L'analyse esthétique de Nietzsche sur la tragédie grecque, à laquelle il donne une origine, à savoir Dionysos et Apollon, qui représentent deux pulsions artistiques différentes mais complémentaires. Pour faire simple, Apollon représente les formes et la plastique, et Dionysos, le chaos et la transe, l'ivresse, comme celle obtenue après ingestion d'une boisson narcotique, comme il le dit. C'est opposition entre ces forces créatrices qui donne la tragédie grecque, à la fois codifiée et soumise aux pulsions de l'ivresse inhérente au processus créative. L'académique et la créativité.


Eschyle et Sophocle réunissaient ces deux forces dans leurs tragédies. Le Dionysiaque, c'est présences des satyres, créatures hybrides réunies en chœurs pour exciter la foule par leur comportement aux portes de la mort et de la normalité, la faire entrer en transe, l'Apollonien, c'est la beauté formelle de leurs vers.


Puis Euripide est arrivé, il a réduit l'importance des chœurs et a ôté le Dionysiaque à la tragédie grecque, ne faisant plus que de l'Apollinien, de la plastique. Les pièces d'Euripide sont moins en proie à la folie, à l'irréel, au chaos, et Nietzsche, ça ne lui plaît pas ! En ôtant le dionysiaque, Euripide a contribué à la mort de la tragédie antique.


Puis Socrate est arrivé et a achevé le lyrisme. Socrate, il a fait S, il ne jure que par la raison, et il exhorte l'homme à repousser tout irrationalisme pour parvenir à la vérité. Pas de place pour les excentricités. Le Dionysiaque est anéanti, et l'art, dans sa substance, avec. Socrate s'en félicite, car l'art ne représente pas la vérité pour lui, donc toute pratique artistique est à bannir.

(Enregistrements de mise en page)

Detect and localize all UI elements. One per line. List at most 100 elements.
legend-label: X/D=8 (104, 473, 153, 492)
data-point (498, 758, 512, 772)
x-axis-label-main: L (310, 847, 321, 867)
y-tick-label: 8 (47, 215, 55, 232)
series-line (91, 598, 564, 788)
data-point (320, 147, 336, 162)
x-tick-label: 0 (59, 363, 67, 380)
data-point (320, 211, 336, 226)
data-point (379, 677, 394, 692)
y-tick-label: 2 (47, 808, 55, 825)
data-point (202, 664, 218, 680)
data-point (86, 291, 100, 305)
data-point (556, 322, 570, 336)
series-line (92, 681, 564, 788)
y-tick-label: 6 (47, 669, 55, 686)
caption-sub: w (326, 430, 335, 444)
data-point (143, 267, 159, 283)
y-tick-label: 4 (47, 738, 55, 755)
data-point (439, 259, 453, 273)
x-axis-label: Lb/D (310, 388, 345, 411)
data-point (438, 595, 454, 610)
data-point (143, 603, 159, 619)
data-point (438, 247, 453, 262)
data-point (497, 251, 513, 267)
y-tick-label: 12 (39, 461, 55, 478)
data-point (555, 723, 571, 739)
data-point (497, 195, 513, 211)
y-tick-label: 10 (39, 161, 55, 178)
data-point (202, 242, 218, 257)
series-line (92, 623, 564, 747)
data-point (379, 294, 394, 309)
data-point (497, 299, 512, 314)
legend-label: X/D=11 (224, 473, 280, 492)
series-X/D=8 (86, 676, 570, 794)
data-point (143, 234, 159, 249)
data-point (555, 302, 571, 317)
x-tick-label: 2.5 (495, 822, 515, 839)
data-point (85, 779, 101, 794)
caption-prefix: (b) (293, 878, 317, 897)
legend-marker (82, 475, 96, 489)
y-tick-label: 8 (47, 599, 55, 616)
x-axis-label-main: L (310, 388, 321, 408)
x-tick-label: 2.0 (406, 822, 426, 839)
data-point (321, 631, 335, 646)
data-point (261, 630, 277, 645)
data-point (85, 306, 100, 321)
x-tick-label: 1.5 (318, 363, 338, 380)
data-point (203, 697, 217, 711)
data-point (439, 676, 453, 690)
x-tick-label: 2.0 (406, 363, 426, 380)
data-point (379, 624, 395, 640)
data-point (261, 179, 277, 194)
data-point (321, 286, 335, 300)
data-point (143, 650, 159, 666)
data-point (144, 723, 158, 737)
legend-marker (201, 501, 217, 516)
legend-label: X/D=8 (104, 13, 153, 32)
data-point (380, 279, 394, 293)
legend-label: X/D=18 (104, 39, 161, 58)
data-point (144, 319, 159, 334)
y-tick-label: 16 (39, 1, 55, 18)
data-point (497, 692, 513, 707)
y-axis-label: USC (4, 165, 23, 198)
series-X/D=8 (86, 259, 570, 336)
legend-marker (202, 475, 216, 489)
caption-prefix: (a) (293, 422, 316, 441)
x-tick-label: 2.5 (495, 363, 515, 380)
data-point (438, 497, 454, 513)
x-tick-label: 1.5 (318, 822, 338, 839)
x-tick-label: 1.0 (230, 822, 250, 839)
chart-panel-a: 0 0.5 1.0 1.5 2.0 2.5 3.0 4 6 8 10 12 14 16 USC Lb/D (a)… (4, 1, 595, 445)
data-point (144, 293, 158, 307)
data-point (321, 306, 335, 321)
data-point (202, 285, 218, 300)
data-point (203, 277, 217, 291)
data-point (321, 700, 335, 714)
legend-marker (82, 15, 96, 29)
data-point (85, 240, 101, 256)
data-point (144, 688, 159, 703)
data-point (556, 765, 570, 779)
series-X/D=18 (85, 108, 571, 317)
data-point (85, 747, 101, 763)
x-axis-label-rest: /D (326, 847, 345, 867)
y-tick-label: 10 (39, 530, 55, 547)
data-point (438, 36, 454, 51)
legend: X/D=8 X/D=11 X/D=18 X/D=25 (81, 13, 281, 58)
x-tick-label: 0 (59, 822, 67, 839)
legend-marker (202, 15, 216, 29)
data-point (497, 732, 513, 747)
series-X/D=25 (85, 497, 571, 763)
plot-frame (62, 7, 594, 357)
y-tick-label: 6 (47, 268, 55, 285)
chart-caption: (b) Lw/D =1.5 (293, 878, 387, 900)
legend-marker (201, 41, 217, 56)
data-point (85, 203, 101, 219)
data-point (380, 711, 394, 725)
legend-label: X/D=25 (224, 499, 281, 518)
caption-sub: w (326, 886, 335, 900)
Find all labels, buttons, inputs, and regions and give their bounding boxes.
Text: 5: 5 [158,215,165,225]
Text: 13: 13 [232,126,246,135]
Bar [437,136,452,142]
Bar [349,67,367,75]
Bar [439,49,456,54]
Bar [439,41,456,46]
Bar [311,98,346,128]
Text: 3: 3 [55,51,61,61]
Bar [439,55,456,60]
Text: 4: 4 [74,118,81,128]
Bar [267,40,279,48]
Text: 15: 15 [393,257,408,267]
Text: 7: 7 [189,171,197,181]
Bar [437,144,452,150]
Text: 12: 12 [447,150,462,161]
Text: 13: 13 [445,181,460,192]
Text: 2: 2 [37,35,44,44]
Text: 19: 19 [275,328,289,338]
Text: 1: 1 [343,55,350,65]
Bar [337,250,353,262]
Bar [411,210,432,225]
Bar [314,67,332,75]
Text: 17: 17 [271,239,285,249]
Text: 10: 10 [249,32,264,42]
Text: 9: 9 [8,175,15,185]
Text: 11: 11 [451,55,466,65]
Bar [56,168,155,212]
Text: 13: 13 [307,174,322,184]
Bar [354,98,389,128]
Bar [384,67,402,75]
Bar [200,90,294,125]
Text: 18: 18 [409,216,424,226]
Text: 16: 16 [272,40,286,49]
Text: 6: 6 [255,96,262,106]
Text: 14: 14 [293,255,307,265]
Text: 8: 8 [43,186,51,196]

**Consignes de l'exercice:**
1) D'après l'extrait sur la tragédie grecque, de quelles deux divinités Nietzsche fait-il découler l'origine de cette tragédie ?
2) Rédigez la suite de l'extrait sur la tragédie grecque en reprenant juste après sa dernière phrase.

**Corrigé des consignes:**
1) Dionysos et Apollon.

2)
L'art n'est pourtant pas si mort ! Nietzsche compte sur Wagner et son opéra, l'art total, pour réconcilier le spectateur avec sa fibre dionysiaque, que l'on peut retrouver dans sa musique grandiose et féconde. La musique est le catalyseur de la métaphysique de l'art, et c'est le point d'optimisme soulevé par Nietzsche, qui déplore que les hommes, privés de Dionysiaque à cause d'Euripide et Socrate, soient tous devenus des élèves qui choisissent de faire S après le troisième.


Avec le recul, le philosophe a critiqué cette œuvre, qu'il jugeait trop peu pertinente sur certains passages. Mais son envie de renouer avec le chaos primaire est bel est bien intact, et, ce chaos, j'y pense à chaque fois qu'une musique me met en transe par l'émotion inénarrable qu'elle me procure (merci Manowar), donc, si l'on se fie à mon avis, ce qui n'est rien, on peut dire qu'il avait raison!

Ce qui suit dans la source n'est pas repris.